§ Do this: Reproduce the listing below word for word, with no pictures.

##### Extracted data

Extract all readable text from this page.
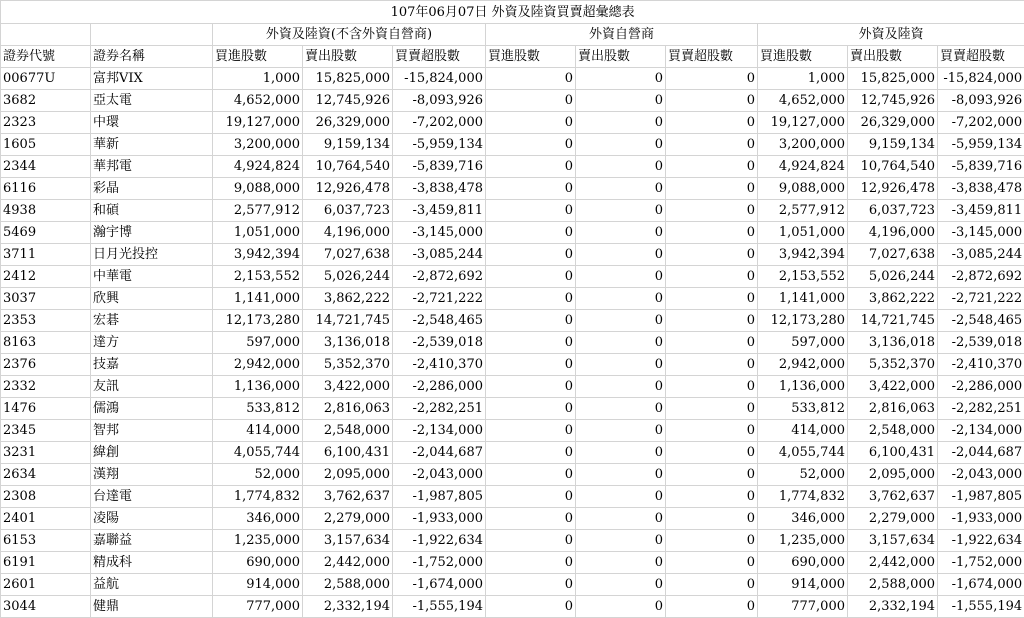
107年06月07日 外資及陸資買賣超彙總表										
		外資及陸資(不含外資自營商)			外資自營商			外資及陸資		
證券代號	證券名稱	買進股數	賣出股數	買賣超股數	買進股數	賣出股數	買賣超股數	買進股數	賣出股數	買賣超股數
00677U	富邦VIX	1,000	15,825,000	-15,824,000	0	0	0	1,000	15,825,000	-15,824,000
3682	亞太電	4,652,000	12,745,926	-8,093,926	0	0	0	4,652,000	12,745,926	-8,093,926
2323	中環	19,127,000	26,329,000	-7,202,000	0	0	0	19,127,000	26,329,000	-7,202,000
1605	華新	3,200,000	9,159,134	-5,959,134	0	0	0	3,200,000	9,159,134	-5,959,134
2344	華邦電	4,924,824	10,764,540	-5,839,716	0	0	0	4,924,824	10,764,540	-5,839,716
6116	彩晶	9,088,000	12,926,478	-3,838,478	0	0	0	9,088,000	12,926,478	-3,838,478
4938	和碩	2,577,912	6,037,723	-3,459,811	0	0	0	2,577,912	6,037,723	-3,459,811
5469	瀚宇博	1,051,000	4,196,000	-3,145,000	0	0	0	1,051,000	4,196,000	-3,145,000
3711	日月光投控	3,942,394	7,027,638	-3,085,244	0	0	0	3,942,394	7,027,638	-3,085,244
2412	中華電	2,153,552	5,026,244	-2,872,692	0	0	0	2,153,552	5,026,244	-2,872,692
3037	欣興	1,141,000	3,862,222	-2,721,222	0	0	0	1,141,000	3,862,222	-2,721,222
2353	宏碁	12,173,280	14,721,745	-2,548,465	0	0	0	12,173,280	14,721,745	-2,548,465
8163	達方	597,000	3,136,018	-2,539,018	0	0	0	597,000	3,136,018	-2,539,018
2376	技嘉	2,942,000	5,352,370	-2,410,370	0	0	0	2,942,000	5,352,370	-2,410,370
2332	友訊	1,136,000	3,422,000	-2,286,000	0	0	0	1,136,000	3,422,000	-2,286,000
1476	儒鴻	533,812	2,816,063	-2,282,251	0	0	0	533,812	2,816,063	-2,282,251
2345	智邦	414,000	2,548,000	-2,134,000	0	0	0	414,000	2,548,000	-2,134,000
3231	緯創	4,055,744	6,100,431	-2,044,687	0	0	0	4,055,744	6,100,431	-2,044,687
2634	漢翔	52,000	2,095,000	-2,043,000	0	0	0	52,000	2,095,000	-2,043,000
2308	台達電	1,774,832	3,762,637	-1,987,805	0	0	0	1,774,832	3,762,637	-1,987,805
2401	凌陽	346,000	2,279,000	-1,933,000	0	0	0	346,000	2,279,000	-1,933,000
6153	嘉聯益	1,235,000	3,157,634	-1,922,634	0	0	0	1,235,000	3,157,634	-1,922,634
6191	精成科	690,000	2,442,000	-1,752,000	0	0	0	690,000	2,442,000	-1,752,000
2601	益航	914,000	2,588,000	-1,674,000	0	0	0	914,000	2,588,000	-1,674,000
3044	健鼎	777,000	2,332,194	-1,555,194	0	0	0	777,000	2,332,194	-1,555,194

##########

§ Solution for this problem:
Extract all readable text from this page.
107年06月07日 外資及陸資買賣超彙總表										
		外資及陸資(不含外資自營商)			外資自營商			外資及陸資		
證券代號	證券名稱	買進股數	賣出股數	買賣超股數	買進股數	賣出股數	買賣超股數	買進股數	賣出股數	買賣超股數
00677U	富邦VIX	1,000	15,825,000	-15,824,000	0	0	0	1,000	15,825,000	-15,824,000
3682	亞太電	4,652,000	12,745,926	-8,093,926	0	0	0	4,652,000	12,745,926	-8,093,926
2323	中環	19,127,000	26,329,000	-7,202,000	0	0	0	19,127,000	26,329,000	-7,202,000
1605	華新	3,200,000	9,159,134	-5,959,134	0	0	0	3,200,000	9,159,134	-5,959,134
2344	華邦電	4,924,824	10,764,540	-5,839,716	0	0	0	4,924,824	10,764,540	-5,839,716
6116	彩晶	9,088,000	12,926,478	-3,838,478	0	0	0	9,088,000	12,926,478	-3,838,478
4938	和碩	2,577,912	6,037,723	-3,459,811	0	0	0	2,577,912	6,037,723	-3,459,811
5469	瀚宇博	1,051,000	4,196,000	-3,145,000	0	0	0	1,051,000	4,196,000	-3,145,000
3711	日月光投控	3,942,394	7,027,638	-3,085,244	0	0	0	3,942,394	7,027,638	-3,085,244
2412	中華電	2,153,552	5,026,244	-2,872,692	0	0	0	2,153,552	5,026,244	-2,872,692
3037	欣興	1,141,000	3,862,222	-2,721,222	0	0	0	1,141,000	3,862,222	-2,721,222
2353	宏碁	12,173,280	14,721,745	-2,548,465	0	0	0	12,173,280	14,721,745	-2,548,465
8163	達方	597,000	3,136,018	-2,539,018	0	0	0	597,000	3,136,018	-2,539,018
2376	技嘉	2,942,000	5,352,370	-2,410,370	0	0	0	2,942,000	5,352,370	-2,410,370
2332	友訊	1,136,000	3,422,000	-2,286,000	0	0	0	1,136,000	3,422,000	-2,286,000
1476	儒鴻	533,812	2,816,063	-2,282,251	0	0	0	533,812	2,816,063	-2,282,251
2345	智邦	414,000	2,548,000	-2,134,000	0	0	0	414,000	2,548,000	-2,134,000
3231	緯創	4,055,744	6,100,431	-2,044,687	0	0	0	4,055,744	6,100,431	-2,044,687
2634	漢翔	52,000	2,095,000	-2,043,000	0	0	0	52,000	2,095,000	-2,043,000
2308	台達電	1,774,832	3,762,637	-1,987,805	0	0	0	1,774,832	3,762,637	-1,987,805
2401	凌陽	346,000	2,279,000	-1,933,000	0	0	0	346,000	2,279,000	-1,933,000
6153	嘉聯益	1,235,000	3,157,634	-1,922,634	0	0	0	1,235,000	3,157,634	-1,922,634
6191	精成科	690,000	2,442,000	-1,752,000	0	0	0	690,000	2,442,000	-1,752,000
2601	益航	914,000	2,588,000	-1,674,000	0	0	0	914,000	2,588,000	-1,674,000
3044	健鼎	777,000	2,332,194	-1,555,194	0	0	0	777,000	2,332,194	-1,555,194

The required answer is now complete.